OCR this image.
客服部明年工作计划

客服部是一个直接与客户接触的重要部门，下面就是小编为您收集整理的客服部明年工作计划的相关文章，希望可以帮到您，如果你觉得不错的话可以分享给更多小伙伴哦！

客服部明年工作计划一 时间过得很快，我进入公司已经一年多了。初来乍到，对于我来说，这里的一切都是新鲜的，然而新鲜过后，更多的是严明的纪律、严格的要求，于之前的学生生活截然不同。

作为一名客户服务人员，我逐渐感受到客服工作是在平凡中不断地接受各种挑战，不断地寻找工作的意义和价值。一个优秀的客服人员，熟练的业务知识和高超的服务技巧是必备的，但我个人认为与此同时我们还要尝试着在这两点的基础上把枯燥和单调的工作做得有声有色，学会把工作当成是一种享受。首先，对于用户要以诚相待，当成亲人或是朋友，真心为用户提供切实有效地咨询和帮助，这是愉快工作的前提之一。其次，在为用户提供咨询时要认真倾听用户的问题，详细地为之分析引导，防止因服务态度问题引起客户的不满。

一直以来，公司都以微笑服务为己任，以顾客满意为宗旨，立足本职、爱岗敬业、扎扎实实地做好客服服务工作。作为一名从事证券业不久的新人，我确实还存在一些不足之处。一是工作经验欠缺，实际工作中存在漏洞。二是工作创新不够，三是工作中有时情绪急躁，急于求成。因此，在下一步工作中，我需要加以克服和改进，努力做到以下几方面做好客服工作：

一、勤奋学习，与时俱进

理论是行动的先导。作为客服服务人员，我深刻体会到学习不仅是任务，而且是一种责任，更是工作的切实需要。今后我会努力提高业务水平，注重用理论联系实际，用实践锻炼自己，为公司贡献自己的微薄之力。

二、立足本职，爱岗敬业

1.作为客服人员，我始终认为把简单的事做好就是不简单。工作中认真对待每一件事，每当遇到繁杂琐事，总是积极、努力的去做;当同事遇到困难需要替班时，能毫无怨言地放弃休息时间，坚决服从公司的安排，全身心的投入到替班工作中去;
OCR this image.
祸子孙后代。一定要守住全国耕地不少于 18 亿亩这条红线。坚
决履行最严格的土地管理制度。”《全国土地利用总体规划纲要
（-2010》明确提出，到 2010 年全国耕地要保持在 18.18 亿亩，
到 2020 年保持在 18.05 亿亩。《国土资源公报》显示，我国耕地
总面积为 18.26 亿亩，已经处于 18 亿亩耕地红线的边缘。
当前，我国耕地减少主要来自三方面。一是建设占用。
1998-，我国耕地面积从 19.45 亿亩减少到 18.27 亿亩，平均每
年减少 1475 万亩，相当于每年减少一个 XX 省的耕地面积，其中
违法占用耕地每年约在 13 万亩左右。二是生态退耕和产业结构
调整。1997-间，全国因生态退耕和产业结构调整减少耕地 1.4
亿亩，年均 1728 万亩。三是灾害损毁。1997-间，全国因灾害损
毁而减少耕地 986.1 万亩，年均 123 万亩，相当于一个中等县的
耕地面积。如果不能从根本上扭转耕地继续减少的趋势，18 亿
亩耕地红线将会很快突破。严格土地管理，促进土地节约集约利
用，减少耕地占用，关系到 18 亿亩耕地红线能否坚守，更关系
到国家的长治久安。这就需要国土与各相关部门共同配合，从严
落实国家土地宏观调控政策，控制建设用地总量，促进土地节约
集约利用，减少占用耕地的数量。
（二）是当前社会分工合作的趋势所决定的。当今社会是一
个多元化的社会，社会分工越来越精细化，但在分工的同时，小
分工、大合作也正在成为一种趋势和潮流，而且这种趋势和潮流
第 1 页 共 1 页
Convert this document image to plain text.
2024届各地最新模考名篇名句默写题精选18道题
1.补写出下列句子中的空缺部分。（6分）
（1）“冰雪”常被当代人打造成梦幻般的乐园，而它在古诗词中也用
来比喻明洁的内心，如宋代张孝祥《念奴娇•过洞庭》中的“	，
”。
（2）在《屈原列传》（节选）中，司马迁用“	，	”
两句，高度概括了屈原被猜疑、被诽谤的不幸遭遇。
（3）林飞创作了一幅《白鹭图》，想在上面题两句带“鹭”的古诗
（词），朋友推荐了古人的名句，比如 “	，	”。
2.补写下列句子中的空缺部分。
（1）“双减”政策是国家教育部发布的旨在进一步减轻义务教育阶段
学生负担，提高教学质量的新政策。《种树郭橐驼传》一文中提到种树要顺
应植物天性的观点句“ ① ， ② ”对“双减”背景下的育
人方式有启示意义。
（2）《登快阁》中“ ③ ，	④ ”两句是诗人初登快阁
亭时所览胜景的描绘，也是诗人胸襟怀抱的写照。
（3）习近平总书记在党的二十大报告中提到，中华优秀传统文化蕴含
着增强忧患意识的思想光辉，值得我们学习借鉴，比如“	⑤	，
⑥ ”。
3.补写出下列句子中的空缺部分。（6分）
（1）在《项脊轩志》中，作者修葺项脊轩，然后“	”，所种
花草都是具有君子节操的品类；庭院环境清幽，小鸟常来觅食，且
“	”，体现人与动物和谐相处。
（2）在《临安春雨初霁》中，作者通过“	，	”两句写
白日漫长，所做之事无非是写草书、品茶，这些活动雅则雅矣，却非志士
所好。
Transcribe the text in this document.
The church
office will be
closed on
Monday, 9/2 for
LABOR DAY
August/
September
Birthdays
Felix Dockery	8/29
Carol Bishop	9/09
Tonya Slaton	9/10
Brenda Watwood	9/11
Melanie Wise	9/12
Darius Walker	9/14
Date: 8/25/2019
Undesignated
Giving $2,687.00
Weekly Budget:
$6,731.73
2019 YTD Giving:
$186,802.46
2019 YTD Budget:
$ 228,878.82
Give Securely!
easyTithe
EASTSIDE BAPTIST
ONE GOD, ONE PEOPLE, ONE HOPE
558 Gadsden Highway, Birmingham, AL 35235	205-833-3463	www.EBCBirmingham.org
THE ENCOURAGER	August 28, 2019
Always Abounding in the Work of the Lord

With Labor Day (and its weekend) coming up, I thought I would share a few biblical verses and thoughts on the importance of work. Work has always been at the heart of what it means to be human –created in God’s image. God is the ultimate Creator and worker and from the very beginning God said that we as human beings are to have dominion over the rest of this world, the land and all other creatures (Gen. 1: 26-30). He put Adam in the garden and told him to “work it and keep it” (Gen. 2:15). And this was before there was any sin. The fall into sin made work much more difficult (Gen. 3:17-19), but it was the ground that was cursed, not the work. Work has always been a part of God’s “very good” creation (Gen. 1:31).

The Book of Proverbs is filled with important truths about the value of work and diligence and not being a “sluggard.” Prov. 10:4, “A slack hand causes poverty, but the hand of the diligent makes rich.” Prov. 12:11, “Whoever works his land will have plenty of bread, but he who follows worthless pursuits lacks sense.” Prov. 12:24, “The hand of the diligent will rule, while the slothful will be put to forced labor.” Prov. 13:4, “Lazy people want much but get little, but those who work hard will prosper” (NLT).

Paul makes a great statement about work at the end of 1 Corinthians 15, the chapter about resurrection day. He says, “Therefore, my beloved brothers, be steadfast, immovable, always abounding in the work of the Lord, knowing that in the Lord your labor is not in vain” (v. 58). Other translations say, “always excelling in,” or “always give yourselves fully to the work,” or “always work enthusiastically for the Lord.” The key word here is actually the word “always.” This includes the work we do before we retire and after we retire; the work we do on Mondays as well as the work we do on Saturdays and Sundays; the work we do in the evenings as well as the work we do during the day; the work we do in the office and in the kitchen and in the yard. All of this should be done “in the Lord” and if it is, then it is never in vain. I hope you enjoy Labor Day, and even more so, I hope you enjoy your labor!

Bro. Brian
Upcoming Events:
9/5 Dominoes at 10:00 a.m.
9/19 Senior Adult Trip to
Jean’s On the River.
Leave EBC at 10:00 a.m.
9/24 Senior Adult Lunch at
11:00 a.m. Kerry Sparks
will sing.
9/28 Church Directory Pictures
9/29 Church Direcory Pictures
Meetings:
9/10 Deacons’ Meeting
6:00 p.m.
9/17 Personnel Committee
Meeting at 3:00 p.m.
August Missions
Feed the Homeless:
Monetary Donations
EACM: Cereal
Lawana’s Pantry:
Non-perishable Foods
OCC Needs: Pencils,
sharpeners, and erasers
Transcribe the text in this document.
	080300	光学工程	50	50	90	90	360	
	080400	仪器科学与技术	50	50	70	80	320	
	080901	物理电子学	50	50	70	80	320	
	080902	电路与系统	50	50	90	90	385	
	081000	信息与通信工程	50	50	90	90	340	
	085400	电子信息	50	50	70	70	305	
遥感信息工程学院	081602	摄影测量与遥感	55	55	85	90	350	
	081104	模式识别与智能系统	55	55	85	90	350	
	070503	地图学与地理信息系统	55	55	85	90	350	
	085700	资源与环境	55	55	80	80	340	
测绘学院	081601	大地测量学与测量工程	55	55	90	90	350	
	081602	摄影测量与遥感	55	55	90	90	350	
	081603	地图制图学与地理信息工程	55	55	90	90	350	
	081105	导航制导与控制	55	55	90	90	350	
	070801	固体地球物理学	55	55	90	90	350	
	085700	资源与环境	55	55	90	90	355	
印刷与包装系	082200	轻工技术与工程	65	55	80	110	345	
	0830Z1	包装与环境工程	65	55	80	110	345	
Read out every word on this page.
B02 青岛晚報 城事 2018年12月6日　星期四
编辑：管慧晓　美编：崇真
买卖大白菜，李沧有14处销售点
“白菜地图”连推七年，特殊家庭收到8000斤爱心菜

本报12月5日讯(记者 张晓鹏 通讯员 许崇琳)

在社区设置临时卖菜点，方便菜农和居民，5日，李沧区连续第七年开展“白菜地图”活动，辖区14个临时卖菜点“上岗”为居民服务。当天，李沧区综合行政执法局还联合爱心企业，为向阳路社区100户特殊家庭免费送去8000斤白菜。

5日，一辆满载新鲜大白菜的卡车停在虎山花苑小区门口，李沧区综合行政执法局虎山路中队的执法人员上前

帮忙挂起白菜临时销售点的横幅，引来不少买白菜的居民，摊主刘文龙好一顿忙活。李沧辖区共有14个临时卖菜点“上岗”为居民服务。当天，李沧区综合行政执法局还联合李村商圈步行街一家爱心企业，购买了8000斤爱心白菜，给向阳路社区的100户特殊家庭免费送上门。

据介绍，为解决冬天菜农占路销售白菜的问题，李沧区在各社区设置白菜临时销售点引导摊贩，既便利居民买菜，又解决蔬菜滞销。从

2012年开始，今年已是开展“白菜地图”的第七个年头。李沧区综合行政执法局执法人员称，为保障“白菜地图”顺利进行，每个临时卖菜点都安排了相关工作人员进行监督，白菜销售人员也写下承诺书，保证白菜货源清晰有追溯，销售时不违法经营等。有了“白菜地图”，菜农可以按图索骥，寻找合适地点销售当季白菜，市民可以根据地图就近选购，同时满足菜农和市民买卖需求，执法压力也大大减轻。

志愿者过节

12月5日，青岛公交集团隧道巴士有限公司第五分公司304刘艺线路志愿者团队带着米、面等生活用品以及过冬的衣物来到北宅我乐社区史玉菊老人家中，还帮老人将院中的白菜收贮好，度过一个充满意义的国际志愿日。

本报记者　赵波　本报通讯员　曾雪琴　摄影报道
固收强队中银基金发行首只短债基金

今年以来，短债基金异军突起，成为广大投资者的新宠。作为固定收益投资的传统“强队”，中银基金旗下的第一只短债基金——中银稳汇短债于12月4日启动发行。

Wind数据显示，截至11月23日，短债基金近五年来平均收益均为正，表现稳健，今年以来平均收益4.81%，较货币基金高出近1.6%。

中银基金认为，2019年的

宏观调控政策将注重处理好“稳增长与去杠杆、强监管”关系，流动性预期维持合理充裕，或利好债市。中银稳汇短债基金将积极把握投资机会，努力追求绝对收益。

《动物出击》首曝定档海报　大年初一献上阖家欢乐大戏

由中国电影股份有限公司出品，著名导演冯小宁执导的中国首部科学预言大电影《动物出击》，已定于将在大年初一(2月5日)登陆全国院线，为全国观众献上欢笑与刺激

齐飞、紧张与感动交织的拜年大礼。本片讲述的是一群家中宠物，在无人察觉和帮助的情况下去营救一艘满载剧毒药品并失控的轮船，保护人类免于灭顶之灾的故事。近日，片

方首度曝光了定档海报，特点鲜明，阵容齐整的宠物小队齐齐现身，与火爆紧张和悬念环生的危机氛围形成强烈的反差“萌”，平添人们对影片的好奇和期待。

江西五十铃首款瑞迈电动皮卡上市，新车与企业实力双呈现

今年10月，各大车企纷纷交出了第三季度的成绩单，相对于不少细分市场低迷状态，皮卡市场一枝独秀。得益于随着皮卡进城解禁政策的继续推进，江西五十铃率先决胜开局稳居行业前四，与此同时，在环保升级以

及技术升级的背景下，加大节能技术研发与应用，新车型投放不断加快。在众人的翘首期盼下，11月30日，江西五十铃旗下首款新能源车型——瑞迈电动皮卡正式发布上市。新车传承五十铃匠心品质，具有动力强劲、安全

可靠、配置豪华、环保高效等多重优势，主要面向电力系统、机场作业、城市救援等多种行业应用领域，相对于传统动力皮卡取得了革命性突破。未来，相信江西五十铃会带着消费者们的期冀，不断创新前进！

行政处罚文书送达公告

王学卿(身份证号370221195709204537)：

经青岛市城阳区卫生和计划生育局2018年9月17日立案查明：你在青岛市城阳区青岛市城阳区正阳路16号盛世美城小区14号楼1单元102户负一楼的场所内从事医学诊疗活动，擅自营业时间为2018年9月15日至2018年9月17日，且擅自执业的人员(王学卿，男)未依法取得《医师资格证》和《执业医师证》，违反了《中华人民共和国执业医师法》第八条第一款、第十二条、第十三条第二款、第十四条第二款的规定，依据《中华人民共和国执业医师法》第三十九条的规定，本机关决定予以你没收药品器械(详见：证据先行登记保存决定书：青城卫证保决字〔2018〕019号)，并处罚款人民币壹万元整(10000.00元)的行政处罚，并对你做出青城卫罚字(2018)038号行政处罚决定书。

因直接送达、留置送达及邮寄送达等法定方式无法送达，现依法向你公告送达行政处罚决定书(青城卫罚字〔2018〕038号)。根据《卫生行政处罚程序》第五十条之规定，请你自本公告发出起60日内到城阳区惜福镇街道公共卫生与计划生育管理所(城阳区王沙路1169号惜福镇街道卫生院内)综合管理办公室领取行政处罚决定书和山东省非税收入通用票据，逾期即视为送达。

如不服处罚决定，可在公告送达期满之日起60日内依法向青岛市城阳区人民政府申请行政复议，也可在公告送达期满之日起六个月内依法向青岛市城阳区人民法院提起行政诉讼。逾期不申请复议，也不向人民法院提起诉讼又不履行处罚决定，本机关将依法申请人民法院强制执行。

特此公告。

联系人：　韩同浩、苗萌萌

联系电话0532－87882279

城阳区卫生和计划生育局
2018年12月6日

Goal of the exercise: Which lines hold the string "Senior"? Copy all of them from the data above.

Response to the exercise:
9/19 Senior Adult Trip to
9/24 Senior Adult Lunch at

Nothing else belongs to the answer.